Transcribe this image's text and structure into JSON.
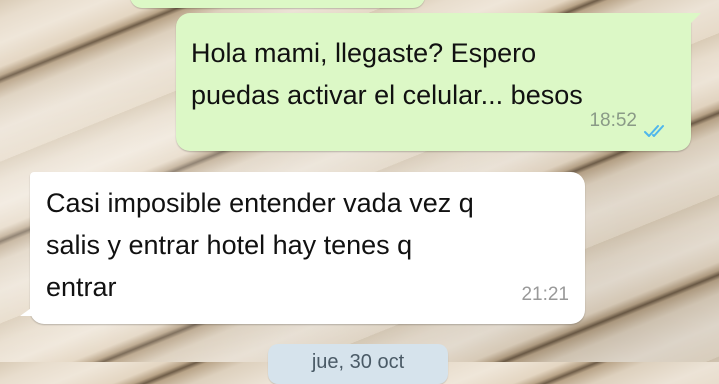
{
  "chat": {
    "messages": [
      {
        "direction": "outgoing",
        "text": "Hola mami, llegaste? Espero\npuedas activar el celular... besos",
        "time": "18:52",
        "status_icon": "double-check-read-icon",
        "bubble_color": "#dcf8c6"
      },
      {
        "direction": "incoming",
        "text": "Casi imposible entender vada vez q\nsalis y entrar hotel hay tenes q\nentrar",
        "time": "21:21",
        "bubble_color": "#ffffff"
      }
    ],
    "date_separator": "jue, 30 oct",
    "read_tick_color": "#4fb6ec"
  }
}
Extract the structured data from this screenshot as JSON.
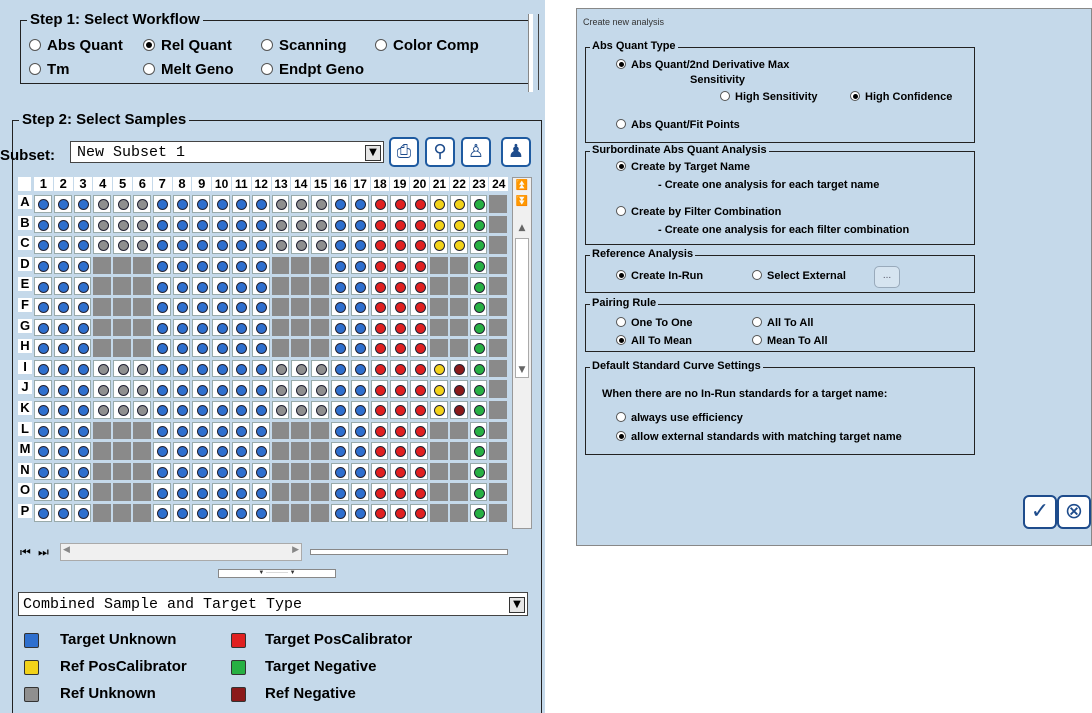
{
  "step1": {
    "title": "Step 1: Select Workflow",
    "options": [
      {
        "label": "Abs Quant",
        "selected": false
      },
      {
        "label": "Rel Quant",
        "selected": true
      },
      {
        "label": "Scanning",
        "selected": false
      },
      {
        "label": "Color Comp",
        "selected": false
      },
      {
        "label": "Tm",
        "selected": false
      },
      {
        "label": "Melt Geno",
        "selected": false
      },
      {
        "label": "Endpt Geno",
        "selected": false
      }
    ]
  },
  "step2": {
    "title": "Step 2: Select Samples",
    "subset_label": "Subset:",
    "subset_value": "New Subset 1",
    "toolbar_icons": [
      "plate-icon",
      "zoom-icon",
      "add-person-icon",
      "remove-person-icon"
    ]
  },
  "plate": {
    "columns": [
      "1",
      "2",
      "3",
      "4",
      "5",
      "6",
      "7",
      "8",
      "9",
      "10",
      "11",
      "12",
      "13",
      "14",
      "15",
      "16",
      "17",
      "18",
      "19",
      "20",
      "21",
      "22",
      "23",
      "24"
    ],
    "rows": [
      "A",
      "B",
      "C",
      "D",
      "E",
      "F",
      "G",
      "H",
      "I",
      "J",
      "K",
      "L",
      "M",
      "N",
      "O",
      "P"
    ],
    "colors": {
      "b": "#2e6fce",
      "g": "#8f8f8f",
      "r": "#e02020",
      "y": "#f2d21a",
      "n": "#27b043",
      "d": "#8b1a1a",
      "x": "#8a8a8a"
    },
    "cells": [
      "bbbgggbbbbbbgggbbrrryyn",
      "bbbgggbbbbbbgggbbrrryyn",
      "bbbgggbbbbbbgggbbrrryyn",
      "bbbxxxbbbbbbxxxbbrrrxxn",
      "bbbxxxbbbbbbxxxbbrrrxxn",
      "bbbxxxbbbbbbxxxbbrrrxxn",
      "bbbxxxbbbbbbxxxbbrrrxxn",
      "bbbxxxbbbbbbxxxbbrrrxxn",
      "bbbgggbbbbbbgggbbrrrydn",
      "bbbgggbbbbbbgggbbrrrydn",
      "bbbgggbbbbbbgggbbrrrydn",
      "bbbxxxbbbbbbxxxbbrrrxxn",
      "bbbxxxbbbbbbxxxbbrrrxxn",
      "bbbxxxbbbbbbxxxbbrrrxxn",
      "bbbxxxbbbbbbxxxbbrrrxxn",
      "bbbxxxbbbbbbxxxbbrrrxxn"
    ]
  },
  "color_by": "Combined Sample and Target Type",
  "legend": [
    {
      "label": "Target Unknown",
      "color": "#2e6fce"
    },
    {
      "label": "Target PosCalibrator",
      "color": "#e02020"
    },
    {
      "label": "Ref PosCalibrator",
      "color": "#f2d21a"
    },
    {
      "label": "Target Negative",
      "color": "#27b043"
    },
    {
      "label": "Ref Unknown",
      "color": "#8f8f8f"
    },
    {
      "label": "Ref Negative",
      "color": "#8b1a1a"
    }
  ],
  "dialog": {
    "title": "Create new analysis",
    "abs_quant_type": {
      "title": "Abs Quant Type",
      "opt1_line1": "Abs Quant/2nd Derivative Max",
      "opt1_line2": "Sensitivity",
      "high_sensitivity": "High Sensitivity",
      "high_confidence": "High Confidence",
      "opt2": "Abs Quant/Fit Points"
    },
    "surrogate": {
      "title": "Surbordinate Abs Quant Analysis",
      "by_target": "Create by Target Name",
      "by_target_desc": "- Create one analysis for each target name",
      "by_filter": "Create by Filter Combination",
      "by_filter_desc": "- Create one analysis for each filter combination"
    },
    "reference": {
      "title": "Reference Analysis",
      "in_run": "Create In-Run",
      "external": "Select External",
      "browse": "..."
    },
    "pairing": {
      "title": "Pairing Rule",
      "one_to_one": "One To One",
      "all_to_all": "All To All",
      "all_to_mean": "All To Mean",
      "mean_to_all": "Mean To All"
    },
    "std_curve": {
      "title": "Default Standard Curve Settings",
      "prompt": "When there are no In-Run standards for a target name:",
      "opt1": "always use efficiency",
      "opt2": "allow external standards with matching target name"
    },
    "ok_icon": "check-icon",
    "cancel_icon": "cancel-icon"
  }
}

==========

What to produce ::
All the lines above are to be reproduced exactly, except the pictures.

Exercise result ::
Transcribe this image's text and structure into JSON.
{
  "chat": {
    "messages": [
      {
        "direction": "outgoing",
        "text": "Hola mami, llegaste? Espero\npuedas activar el celular... besos",
        "time": "18:52",
        "status_icon": "double-check-read-icon",
        "bubble_color": "#dcf8c6"
      },
      {
        "direction": "incoming",
        "text": "Casi imposible entender vada vez q\nsalis y entrar hotel hay tenes q\nentrar",
        "time": "21:21",
        "bubble_color": "#ffffff"
      }
    ],
    "date_separator": "jue, 30 oct",
    "read_tick_color": "#4fb6ec"
  }
}
Extract the structured data from this screenshot as JSON.
{
  "step1": {
    "title": "Step 1: Select Workflow",
    "options": [
      {
        "label": "Abs Quant",
        "selected": false
      },
      {
        "label": "Rel Quant",
        "selected": true
      },
      {
        "label": "Scanning",
        "selected": false
      },
      {
        "label": "Color Comp",
        "selected": false
      },
      {
        "label": "Tm",
        "selected": false
      },
      {
        "label": "Melt Geno",
        "selected": false
      },
      {
        "label": "Endpt Geno",
        "selected": false
      }
    ]
  },
  "step2": {
    "title": "Step 2: Select Samples",
    "subset_label": "Subset:",
    "subset_value": "New Subset 1",
    "toolbar_icons": [
      "plate-icon",
      "zoom-icon",
      "add-person-icon",
      "remove-person-icon"
    ]
  },
  "plate": {
    "columns": [
      "1",
      "2",
      "3",
      "4",
      "5",
      "6",
      "7",
      "8",
      "9",
      "10",
      "11",
      "12",
      "13",
      "14",
      "15",
      "16",
      "17",
      "18",
      "19",
      "20",
      "21",
      "22",
      "23",
      "24"
    ],
    "rows": [
      "A",
      "B",
      "C",
      "D",
      "E",
      "F",
      "G",
      "H",
      "I",
      "J",
      "K",
      "L",
      "M",
      "N",
      "O",
      "P"
    ],
    "colors": {
      "b": "#2e6fce",
      "g": "#8f8f8f",
      "r": "#e02020",
      "y": "#f2d21a",
      "n": "#27b043",
      "d": "#8b1a1a",
      "x": "#8a8a8a"
    },
    "cells": [
      "bbbgggbbbbbbgggbbrrryyn",
      "bbbgggbbbbbbgggbbrrryyn",
      "bbbgggbbbbbbgggbbrrryyn",
      "bbbxxxbbbbbbxxxbbrrrxxn",
      "bbbxxxbbbbbbxxxbbrrrxxn",
      "bbbxxxbbbbbbxxxbbrrrxxn",
      "bbbxxxbbbbbbxxxbbrrrxxn",
      "bbbxxxbbbbbbxxxbbrrrxxn",
      "bbbgggbbbbbbgggbbrrrydn",
      "bbbgggbbbbbbgggbbrrrydn",
      "bbbgggbbbbbbgggbbrrrydn",
      "bbbxxxbbbbbbxxxbbrrrxxn",
      "bbbxxxbbbbbbxxxbbrrrxxn",
      "bbbxxxbbbbbbxxxbbrrrxxn",
      "bbbxxxbbbbbbxxxbbrrrxxn",
      "bbbxxxbbbbbbxxxbbrrrxxn"
    ]
  },
  "color_by": "Combined Sample and Target Type",
  "legend": [
    {
      "label": "Target Unknown",
      "color": "#2e6fce"
    },
    {
      "label": "Target PosCalibrator",
      "color": "#e02020"
    },
    {
      "label": "Ref PosCalibrator",
      "color": "#f2d21a"
    },
    {
      "label": "Target Negative",
      "color": "#27b043"
    },
    {
      "label": "Ref Unknown",
      "color": "#8f8f8f"
    },
    {
      "label": "Ref Negative",
      "color": "#8b1a1a"
    }
  ],
  "dialog": {
    "title": "Create new analysis",
    "abs_quant_type": {
      "title": "Abs Quant Type",
      "opt1_line1": "Abs Quant/2nd Derivative Max",
      "opt1_line2": "Sensitivity",
      "high_sensitivity": "High Sensitivity",
      "high_confidence": "High Confidence",
      "opt2": "Abs Quant/Fit Points"
    },
    "surrogate": {
      "title": "Surbordinate Abs Quant Analysis",
      "by_target": "Create by Target Name",
      "by_target_desc": "- Create one analysis for each target name",
      "by_filter": "Create by Filter Combination",
      "by_filter_desc": "- Create one analysis for each filter combination"
    },
    "reference": {
      "title": "Reference Analysis",
      "in_run": "Create In-Run",
      "external": "Select External",
      "browse": "..."
    },
    "pairing": {
      "title": "Pairing Rule",
      "one_to_one": "One To One",
      "all_to_all": "All To All",
      "all_to_mean": "All To Mean",
      "mean_to_all": "Mean To All"
    },
    "std_curve": {
      "title": "Default Standard Curve Settings",
      "prompt": "When there are no In-Run standards for a target name:",
      "opt1": "always use efficiency",
      "opt2": "allow external standards with matching target name"
    },
    "ok_icon": "check-icon",
    "cancel_icon": "cancel-icon"
  }
}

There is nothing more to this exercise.